━━━━━ Task inputs ━━━━━

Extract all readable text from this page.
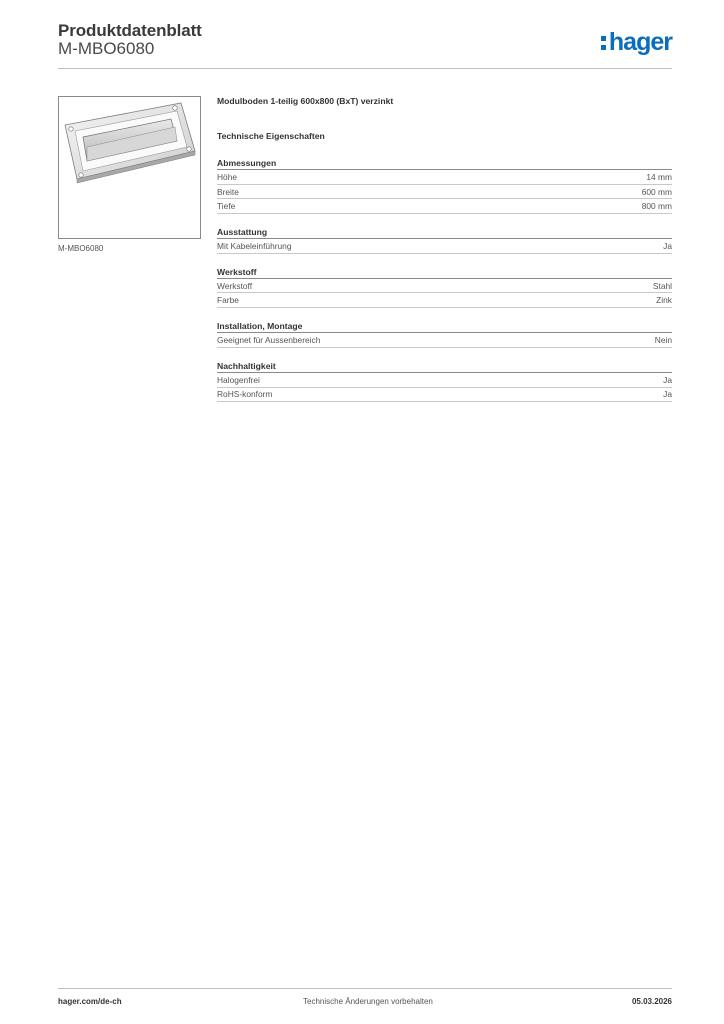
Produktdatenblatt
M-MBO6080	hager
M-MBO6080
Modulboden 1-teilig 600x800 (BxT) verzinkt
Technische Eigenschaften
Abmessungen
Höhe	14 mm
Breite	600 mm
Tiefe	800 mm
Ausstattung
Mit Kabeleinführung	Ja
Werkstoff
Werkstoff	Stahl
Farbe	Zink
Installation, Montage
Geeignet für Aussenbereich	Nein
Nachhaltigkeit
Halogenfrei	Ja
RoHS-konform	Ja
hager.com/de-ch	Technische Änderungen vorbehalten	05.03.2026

━━━━━
━━━━━ Task inputs ━━━━━

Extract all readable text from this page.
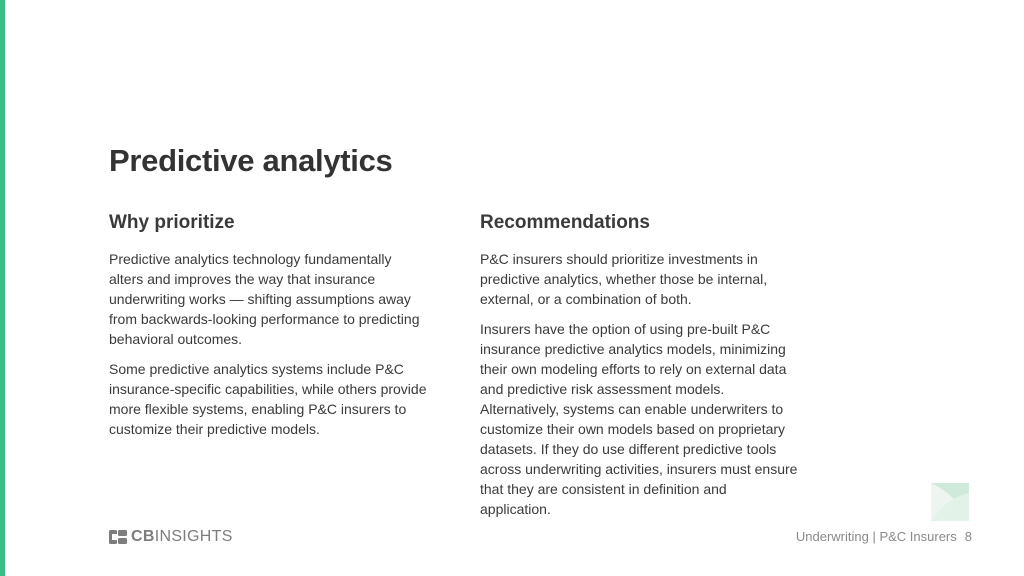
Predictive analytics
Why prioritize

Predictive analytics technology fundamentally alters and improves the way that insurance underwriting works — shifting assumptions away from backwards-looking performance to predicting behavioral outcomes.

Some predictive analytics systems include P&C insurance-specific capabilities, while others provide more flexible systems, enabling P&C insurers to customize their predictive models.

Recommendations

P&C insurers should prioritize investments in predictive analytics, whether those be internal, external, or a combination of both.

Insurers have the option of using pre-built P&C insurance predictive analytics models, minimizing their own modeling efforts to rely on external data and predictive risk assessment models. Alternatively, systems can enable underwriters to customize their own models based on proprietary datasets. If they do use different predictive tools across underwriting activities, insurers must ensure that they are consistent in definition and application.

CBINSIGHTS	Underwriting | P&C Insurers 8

━━━━━

| Exercise description |
Which lines include "prioritize"? Copy each of them out.

| Response for this exercise |
Why prioritize
P&C insurers should prioritize investments in predictive analytics, whether those be internal, external, or a combination of both.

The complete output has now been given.